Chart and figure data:
····················

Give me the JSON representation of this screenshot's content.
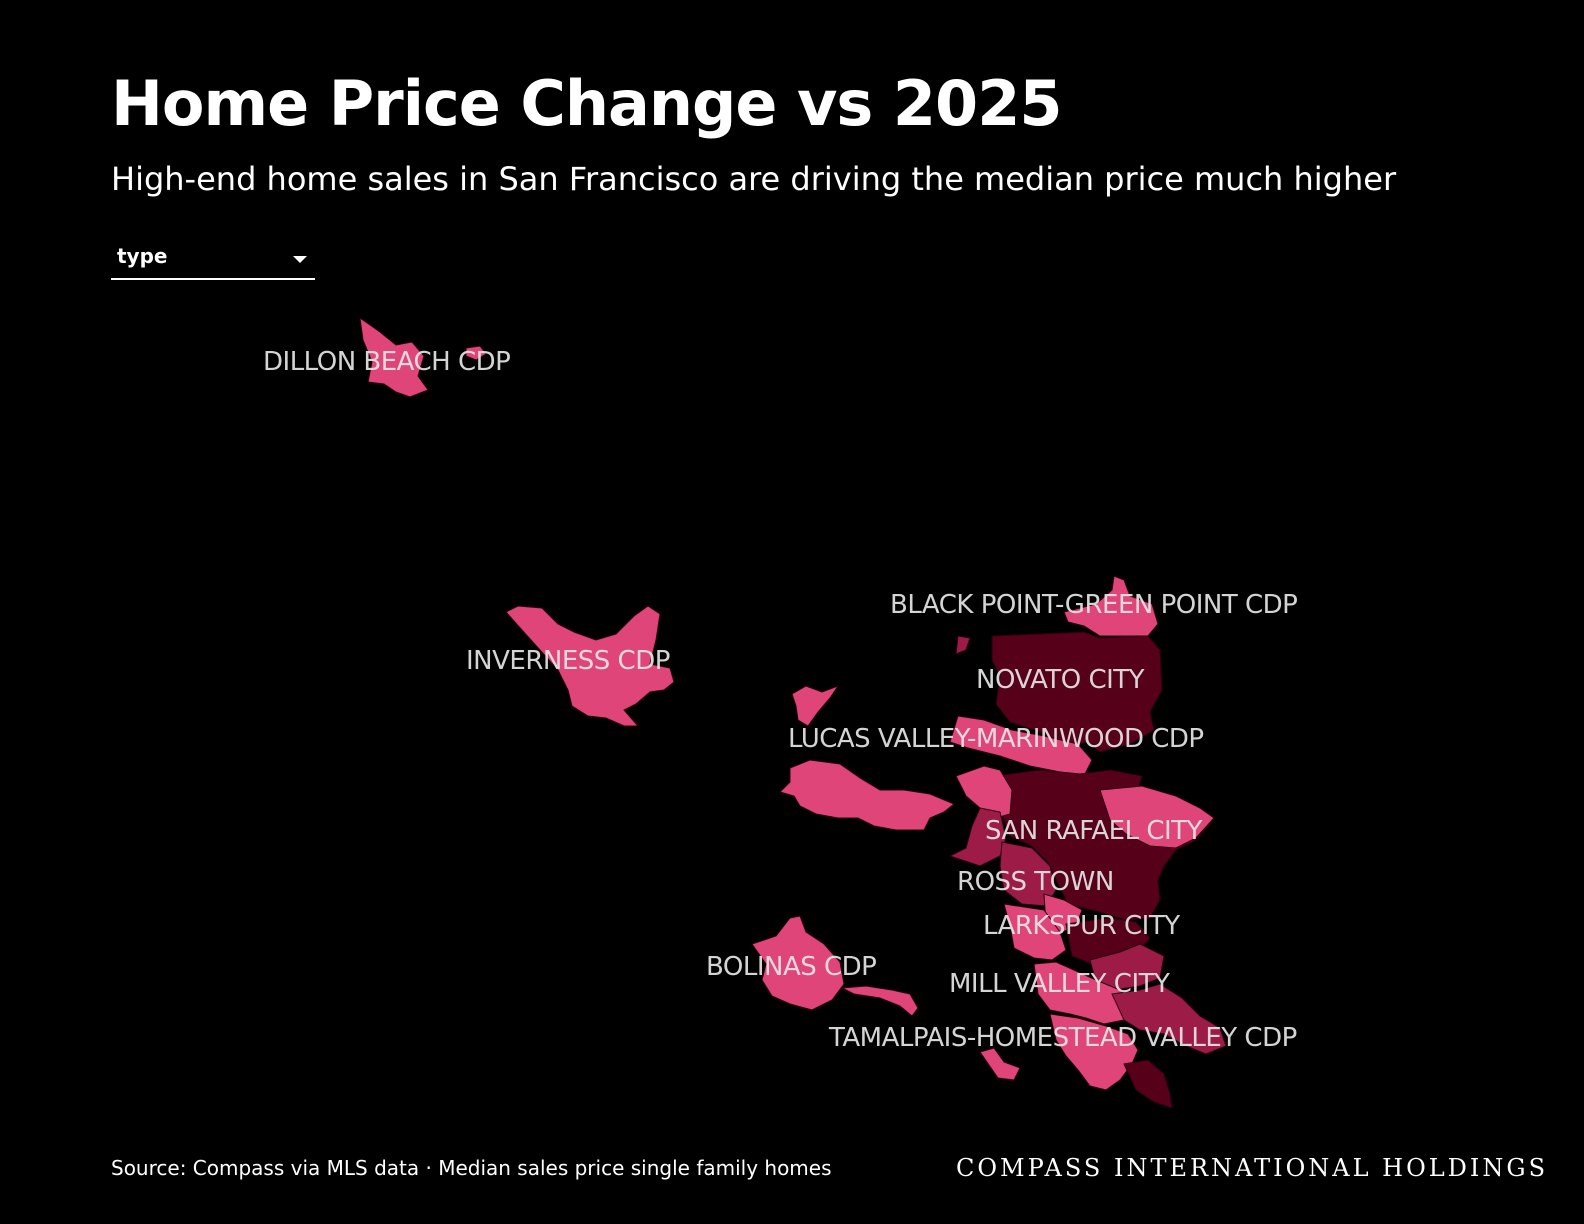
{
  "header": {
    "title": "Home Price Change vs 2025",
    "subtitle": "High-end home sales in San Francisco are driving the median price much higher"
  },
  "controls": {
    "type_select": {
      "value": "type"
    }
  },
  "map": {
    "colors": {
      "light": "#e0457a",
      "mid": "#9c1c47",
      "dark": "#560019"
    },
    "regions": [
      "DILLON BEACH CDP",
      "BLACK POINT-GREEN POINT CDP",
      "INVERNESS CDP",
      "NOVATO CITY",
      "LUCAS VALLEY-MARINWOOD CDP",
      "SAN RAFAEL CITY",
      "ROSS TOWN",
      "LARKSPUR CITY",
      "BOLINAS CDP",
      "MILL VALLEY CITY",
      "TAMALPAIS-HOMESTEAD VALLEY CDP"
    ]
  },
  "footer": {
    "source": "Source: Compass via MLS data · Median sales price single family homes",
    "brand": "COMPASS INTERNATIONAL HOLDINGS"
  }
}
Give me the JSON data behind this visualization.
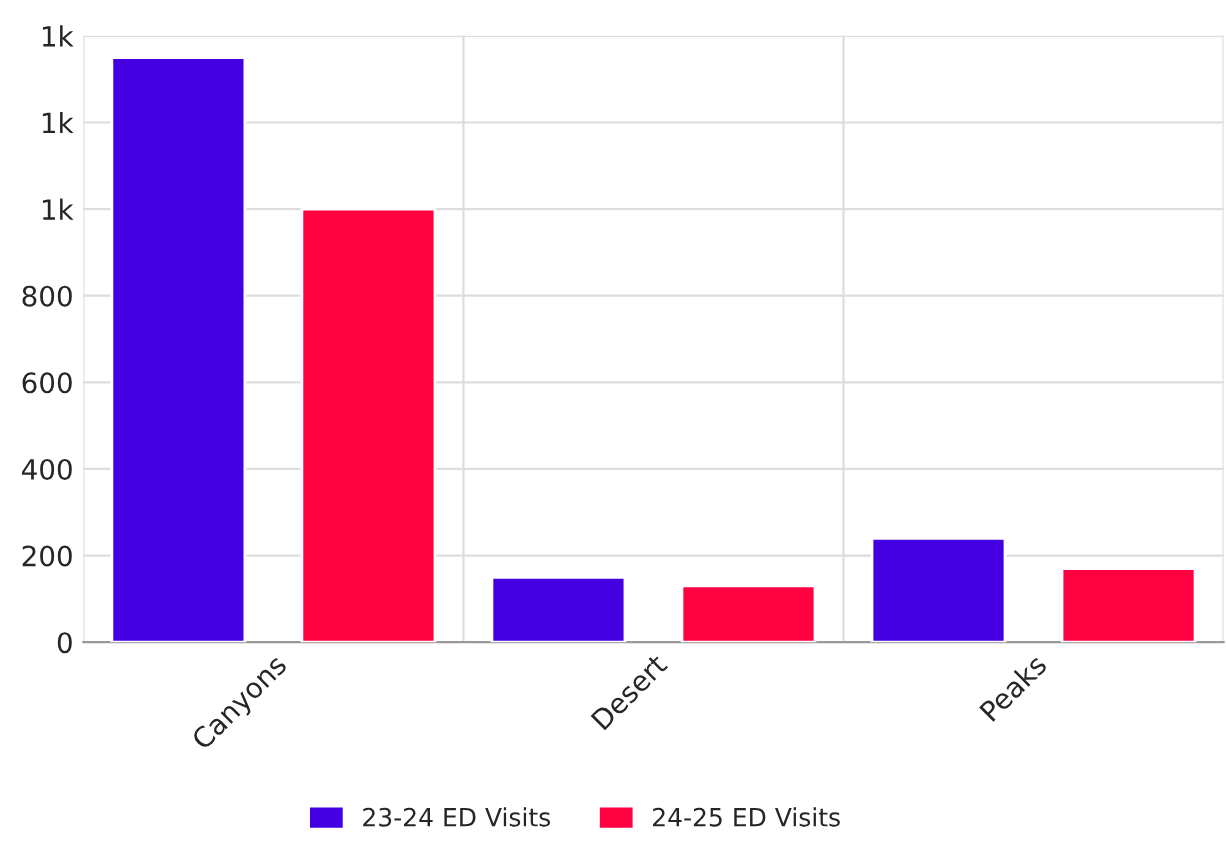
{
  "chart_data": {
    "type": "bar",
    "categories": [
      "Canyons",
      "Desert",
      "Peaks"
    ],
    "series": [
      {
        "name": "23-24 ED Visits",
        "color": "#4400e0",
        "values": [
          1350,
          150,
          240
        ]
      },
      {
        "name": "24-25 ED Visits",
        "color": "#ff0040",
        "values": [
          1000,
          130,
          170
        ]
      }
    ],
    "ylim": [
      0,
      1400
    ],
    "yticks": [
      0,
      200,
      400,
      600,
      800,
      {
        "value": 1000,
        "label": "1k"
      },
      {
        "value": 1200,
        "label": "1k"
      },
      {
        "value": 1400,
        "label": "1k"
      }
    ],
    "grid": true,
    "legend": "bottom"
  }
}
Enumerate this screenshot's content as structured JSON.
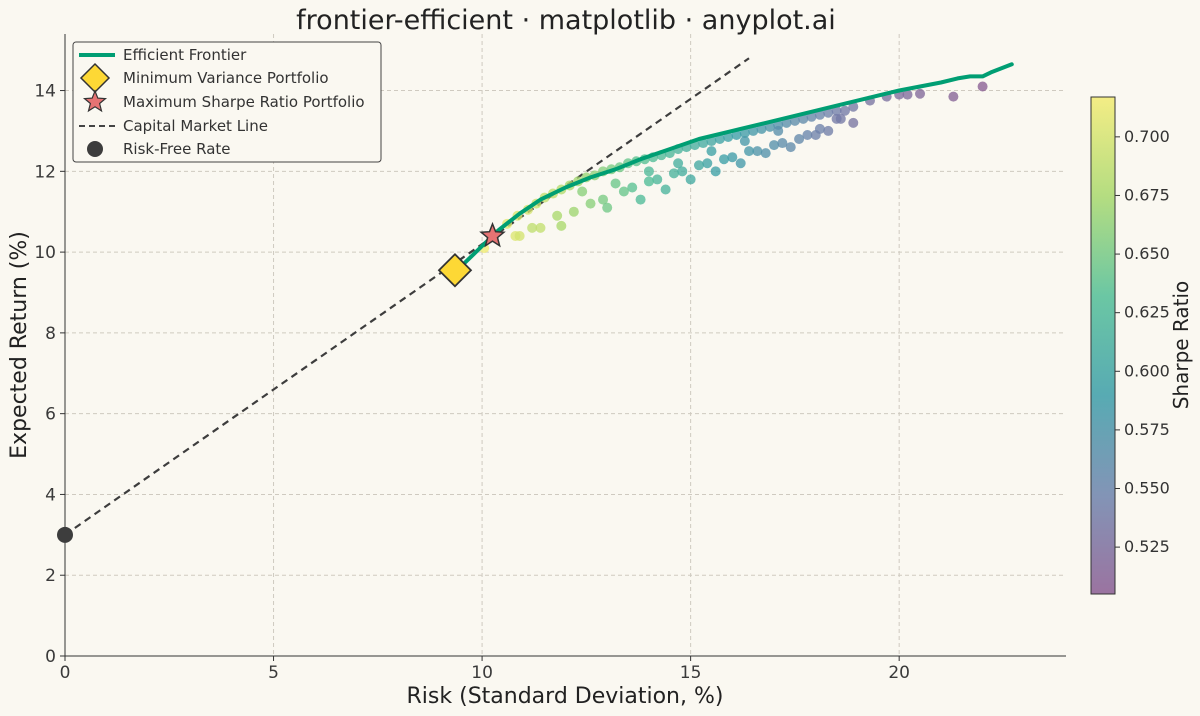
{
  "chart_data": {
    "type": "scatter",
    "title": "frontier-efficient · matplotlib · anyplot.ai",
    "xlabel": "Risk (Standard Deviation, %)",
    "ylabel": "Expected Return (%)",
    "xlim": [
      0,
      24
    ],
    "ylim": [
      0,
      15.4
    ],
    "xticks": [
      0,
      5,
      10,
      15,
      20
    ],
    "yticks": [
      0,
      2,
      4,
      6,
      8,
      10,
      12,
      14
    ],
    "grid": true,
    "legend_position": "top-left",
    "colorbar": {
      "label": "Sharpe Ratio",
      "range": [
        0.505,
        0.717
      ],
      "ticks": [
        "0.525",
        "0.550",
        "0.575",
        "0.600",
        "0.625",
        "0.650",
        "0.675",
        "0.700"
      ],
      "tick_values": [
        0.525,
        0.55,
        0.575,
        0.6,
        0.625,
        0.65,
        0.675,
        0.7
      ],
      "colormap_stops": [
        "#8A5C92",
        "#6D83AC",
        "#3B9DA8",
        "#52BE96",
        "#A8D86D",
        "#F2EB72"
      ]
    },
    "risk_free_rate": {
      "x": 0,
      "y": 3.0
    },
    "capital_market_line": {
      "x": [
        0,
        16.4
      ],
      "y": [
        3.0,
        14.8
      ]
    },
    "min_variance_portfolio": {
      "x": 9.35,
      "y": 9.55
    },
    "max_sharpe_portfolio": {
      "x": 10.25,
      "y": 10.4
    },
    "efficient_frontier": {
      "x": [
        9.6,
        10.0,
        10.4,
        10.9,
        11.4,
        12.0,
        12.6,
        13.2,
        13.8,
        14.5,
        15.2,
        16.0,
        16.8,
        17.6,
        18.4,
        19.2,
        20.0,
        20.5,
        21.0,
        21.4,
        21.7,
        22.0,
        22.2,
        22.7
      ],
      "y": [
        9.75,
        10.15,
        10.55,
        10.95,
        11.3,
        11.6,
        11.85,
        12.05,
        12.3,
        12.55,
        12.8,
        13.0,
        13.2,
        13.4,
        13.6,
        13.8,
        14.0,
        14.1,
        14.2,
        14.3,
        14.35,
        14.35,
        14.45,
        14.65
      ]
    },
    "portfolios": {
      "x": [
        10.05,
        10.3,
        10.6,
        10.85,
        11.1,
        11.3,
        11.5,
        11.7,
        11.9,
        12.1,
        12.3,
        12.5,
        12.7,
        12.9,
        13.1,
        13.3,
        13.5,
        13.7,
        13.9,
        14.1,
        14.3,
        14.5,
        14.7,
        14.9,
        15.1,
        15.3,
        15.5,
        15.7,
        15.9,
        16.1,
        16.3,
        16.5,
        16.7,
        16.9,
        17.1,
        17.3,
        17.5,
        17.7,
        17.9,
        18.1,
        18.3,
        18.5,
        18.7,
        18.9,
        19.3,
        19.7,
        20.0,
        20.2,
        20.5,
        21.3,
        22.0,
        10.8,
        11.4,
        12.2,
        12.9,
        13.6,
        14.2,
        14.8,
        15.4,
        16.0,
        16.6,
        17.2,
        17.8,
        18.3,
        18.9,
        11.2,
        11.8,
        12.6,
        13.4,
        14.0,
        14.6,
        15.2,
        15.8,
        16.4,
        17.0,
        17.6,
        18.1,
        18.6,
        10.9,
        11.9,
        13.0,
        13.8,
        14.4,
        15.0,
        15.6,
        16.2,
        16.8,
        17.4,
        18.0,
        18.5,
        12.4,
        13.2,
        14.0,
        14.7,
        15.5,
        16.3,
        17.1
      ],
      "y": [
        10.1,
        10.45,
        10.7,
        10.9,
        11.05,
        11.2,
        11.35,
        11.45,
        11.55,
        11.65,
        11.75,
        11.85,
        11.9,
        12.0,
        12.05,
        12.1,
        12.2,
        12.25,
        12.3,
        12.35,
        12.4,
        12.45,
        12.55,
        12.6,
        12.65,
        12.7,
        12.75,
        12.8,
        12.85,
        12.9,
        12.95,
        13.0,
        13.05,
        13.1,
        13.15,
        13.2,
        13.25,
        13.3,
        13.35,
        13.4,
        13.45,
        13.5,
        13.5,
        13.6,
        13.75,
        13.85,
        13.9,
        13.9,
        13.92,
        13.85,
        14.1,
        10.4,
        10.6,
        11.0,
        11.3,
        11.6,
        11.8,
        12.0,
        12.2,
        12.35,
        12.5,
        12.7,
        12.9,
        13.0,
        13.2,
        10.6,
        10.9,
        11.2,
        11.5,
        11.75,
        11.95,
        12.15,
        12.3,
        12.5,
        12.65,
        12.8,
        13.05,
        13.3,
        10.4,
        10.65,
        11.1,
        11.3,
        11.55,
        11.8,
        12.0,
        12.2,
        12.45,
        12.6,
        12.9,
        13.3,
        11.5,
        11.7,
        12.0,
        12.2,
        12.5,
        12.75,
        13.0
      ],
      "sharpe": [
        0.716,
        0.712,
        0.708,
        0.703,
        0.699,
        0.695,
        0.69,
        0.686,
        0.682,
        0.677,
        0.672,
        0.667,
        0.662,
        0.658,
        0.653,
        0.648,
        0.643,
        0.638,
        0.634,
        0.63,
        0.626,
        0.622,
        0.618,
        0.614,
        0.61,
        0.606,
        0.602,
        0.598,
        0.594,
        0.59,
        0.586,
        0.582,
        0.578,
        0.574,
        0.57,
        0.566,
        0.562,
        0.558,
        0.554,
        0.55,
        0.546,
        0.542,
        0.538,
        0.535,
        0.53,
        0.527,
        0.524,
        0.521,
        0.518,
        0.512,
        0.506,
        0.705,
        0.69,
        0.67,
        0.652,
        0.636,
        0.622,
        0.61,
        0.598,
        0.586,
        0.574,
        0.562,
        0.551,
        0.541,
        0.531,
        0.688,
        0.676,
        0.66,
        0.643,
        0.629,
        0.617,
        0.604,
        0.592,
        0.58,
        0.568,
        0.556,
        0.546,
        0.536,
        0.7,
        0.676,
        0.648,
        0.628,
        0.618,
        0.606,
        0.594,
        0.582,
        0.57,
        0.558,
        0.546,
        0.538,
        0.66,
        0.645,
        0.625,
        0.612,
        0.596,
        0.58,
        0.565
      ]
    },
    "legend": [
      {
        "label": "Efficient Frontier",
        "marker": "line",
        "color": "#009E73"
      },
      {
        "label": "Minimum Variance Portfolio",
        "marker": "diamond",
        "color": "#FDD835"
      },
      {
        "label": "Maximum Sharpe Ratio Portfolio",
        "marker": "star",
        "color": "#E57373"
      },
      {
        "label": "Capital Market Line",
        "marker": "dashed-line",
        "color": "#444444"
      },
      {
        "label": "Risk-Free Rate",
        "marker": "circle",
        "color": "#3D3D3D"
      }
    ]
  }
}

····················

Every line holding "JSON" should be copied out.

Give me the JSON representation of this screenshot's content.
Give me the JSON data behind this visualization.
Enumerate this screenshot's content as structured JSON.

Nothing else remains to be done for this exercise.